Short task:
Your reply should be a single number: how many lines contain the string "screenshot".
**** Supplied data ****
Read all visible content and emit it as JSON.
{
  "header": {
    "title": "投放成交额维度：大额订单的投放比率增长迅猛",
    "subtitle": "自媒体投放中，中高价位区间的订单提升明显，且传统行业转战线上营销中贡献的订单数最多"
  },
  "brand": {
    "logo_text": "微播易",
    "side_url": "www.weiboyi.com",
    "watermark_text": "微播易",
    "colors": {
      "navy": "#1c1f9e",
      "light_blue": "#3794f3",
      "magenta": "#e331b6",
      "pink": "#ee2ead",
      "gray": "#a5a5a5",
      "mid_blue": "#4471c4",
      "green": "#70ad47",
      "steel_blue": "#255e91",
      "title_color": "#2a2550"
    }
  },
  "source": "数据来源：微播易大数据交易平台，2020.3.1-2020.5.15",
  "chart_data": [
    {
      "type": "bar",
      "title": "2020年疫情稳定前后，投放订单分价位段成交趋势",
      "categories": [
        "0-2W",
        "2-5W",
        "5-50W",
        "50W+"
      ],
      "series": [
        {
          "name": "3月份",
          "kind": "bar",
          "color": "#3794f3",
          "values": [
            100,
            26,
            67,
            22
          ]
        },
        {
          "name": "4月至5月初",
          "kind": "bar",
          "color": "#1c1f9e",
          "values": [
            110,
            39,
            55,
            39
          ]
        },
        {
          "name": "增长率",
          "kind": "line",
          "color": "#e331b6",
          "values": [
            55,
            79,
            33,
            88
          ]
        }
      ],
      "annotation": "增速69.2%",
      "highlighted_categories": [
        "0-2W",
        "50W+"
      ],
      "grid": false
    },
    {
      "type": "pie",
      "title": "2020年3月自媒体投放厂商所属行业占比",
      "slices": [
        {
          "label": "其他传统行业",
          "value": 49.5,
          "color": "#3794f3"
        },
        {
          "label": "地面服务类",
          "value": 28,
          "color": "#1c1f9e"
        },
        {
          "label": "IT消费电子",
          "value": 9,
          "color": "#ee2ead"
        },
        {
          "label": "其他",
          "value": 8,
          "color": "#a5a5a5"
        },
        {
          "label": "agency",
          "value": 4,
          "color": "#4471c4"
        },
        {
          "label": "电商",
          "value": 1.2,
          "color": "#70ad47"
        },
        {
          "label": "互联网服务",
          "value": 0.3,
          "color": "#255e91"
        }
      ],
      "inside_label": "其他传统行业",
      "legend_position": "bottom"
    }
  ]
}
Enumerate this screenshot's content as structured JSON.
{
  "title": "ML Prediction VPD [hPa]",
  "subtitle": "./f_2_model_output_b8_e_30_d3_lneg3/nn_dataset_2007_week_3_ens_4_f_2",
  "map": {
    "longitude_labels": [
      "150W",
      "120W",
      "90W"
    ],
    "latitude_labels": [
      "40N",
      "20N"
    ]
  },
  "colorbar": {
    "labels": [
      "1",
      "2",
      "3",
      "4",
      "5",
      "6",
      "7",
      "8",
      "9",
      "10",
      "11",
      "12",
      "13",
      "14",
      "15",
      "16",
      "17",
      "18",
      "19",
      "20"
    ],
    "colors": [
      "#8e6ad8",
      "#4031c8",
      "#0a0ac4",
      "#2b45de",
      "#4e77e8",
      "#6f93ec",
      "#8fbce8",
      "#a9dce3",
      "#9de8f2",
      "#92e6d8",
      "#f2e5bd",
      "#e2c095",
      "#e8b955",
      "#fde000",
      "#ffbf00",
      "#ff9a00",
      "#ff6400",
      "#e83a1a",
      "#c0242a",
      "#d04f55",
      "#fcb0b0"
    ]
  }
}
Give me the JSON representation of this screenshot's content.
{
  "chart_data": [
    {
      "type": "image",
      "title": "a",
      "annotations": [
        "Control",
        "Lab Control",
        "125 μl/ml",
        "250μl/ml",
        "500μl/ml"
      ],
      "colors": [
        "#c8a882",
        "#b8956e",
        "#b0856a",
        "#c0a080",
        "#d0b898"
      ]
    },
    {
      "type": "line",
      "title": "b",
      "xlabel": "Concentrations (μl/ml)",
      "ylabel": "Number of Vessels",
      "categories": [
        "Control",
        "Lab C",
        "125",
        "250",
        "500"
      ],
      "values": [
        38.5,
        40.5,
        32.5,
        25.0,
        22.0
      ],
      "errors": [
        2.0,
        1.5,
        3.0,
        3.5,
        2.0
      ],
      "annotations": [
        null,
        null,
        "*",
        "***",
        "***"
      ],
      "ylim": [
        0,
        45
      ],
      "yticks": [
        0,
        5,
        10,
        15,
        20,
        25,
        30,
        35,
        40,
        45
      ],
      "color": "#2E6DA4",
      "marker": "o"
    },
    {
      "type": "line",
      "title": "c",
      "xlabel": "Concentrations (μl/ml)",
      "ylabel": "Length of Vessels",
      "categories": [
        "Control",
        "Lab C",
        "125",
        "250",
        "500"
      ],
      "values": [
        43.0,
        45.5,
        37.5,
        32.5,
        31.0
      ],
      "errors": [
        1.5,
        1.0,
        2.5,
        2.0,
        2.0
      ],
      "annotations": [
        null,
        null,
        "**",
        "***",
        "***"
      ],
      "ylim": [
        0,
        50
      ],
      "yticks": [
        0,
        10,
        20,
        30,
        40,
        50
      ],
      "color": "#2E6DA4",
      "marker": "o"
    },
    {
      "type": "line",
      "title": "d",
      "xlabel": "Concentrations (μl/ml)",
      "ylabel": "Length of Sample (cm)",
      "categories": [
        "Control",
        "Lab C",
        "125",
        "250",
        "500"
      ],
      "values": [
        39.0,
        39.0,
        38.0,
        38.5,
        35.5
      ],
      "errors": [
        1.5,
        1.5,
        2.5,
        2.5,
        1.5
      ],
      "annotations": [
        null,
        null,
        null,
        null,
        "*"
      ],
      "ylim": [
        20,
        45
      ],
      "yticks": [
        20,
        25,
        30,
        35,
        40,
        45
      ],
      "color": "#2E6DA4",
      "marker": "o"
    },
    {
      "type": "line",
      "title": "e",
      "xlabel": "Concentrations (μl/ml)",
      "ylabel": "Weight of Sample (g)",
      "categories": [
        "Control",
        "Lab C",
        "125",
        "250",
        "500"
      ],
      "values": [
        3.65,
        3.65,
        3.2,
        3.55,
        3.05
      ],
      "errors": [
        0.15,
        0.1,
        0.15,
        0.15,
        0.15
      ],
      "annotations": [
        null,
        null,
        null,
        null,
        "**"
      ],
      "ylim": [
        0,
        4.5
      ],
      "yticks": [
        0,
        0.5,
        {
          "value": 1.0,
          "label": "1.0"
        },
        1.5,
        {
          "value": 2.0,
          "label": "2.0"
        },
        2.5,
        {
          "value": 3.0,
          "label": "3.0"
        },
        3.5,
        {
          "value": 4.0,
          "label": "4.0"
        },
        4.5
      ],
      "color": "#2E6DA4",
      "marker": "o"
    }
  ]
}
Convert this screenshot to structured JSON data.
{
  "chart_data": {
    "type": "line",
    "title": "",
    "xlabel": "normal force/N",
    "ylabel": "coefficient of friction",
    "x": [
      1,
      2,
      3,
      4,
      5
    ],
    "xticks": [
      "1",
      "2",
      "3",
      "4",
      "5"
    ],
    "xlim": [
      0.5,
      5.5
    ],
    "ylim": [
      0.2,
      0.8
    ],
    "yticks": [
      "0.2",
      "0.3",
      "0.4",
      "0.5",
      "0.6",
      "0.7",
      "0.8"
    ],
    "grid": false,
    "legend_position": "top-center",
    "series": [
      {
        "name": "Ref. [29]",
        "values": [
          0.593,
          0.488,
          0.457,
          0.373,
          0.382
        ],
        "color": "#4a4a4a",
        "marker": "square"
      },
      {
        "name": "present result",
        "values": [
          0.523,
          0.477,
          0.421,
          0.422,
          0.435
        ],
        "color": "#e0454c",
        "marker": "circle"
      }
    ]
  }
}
****
Written answer:
3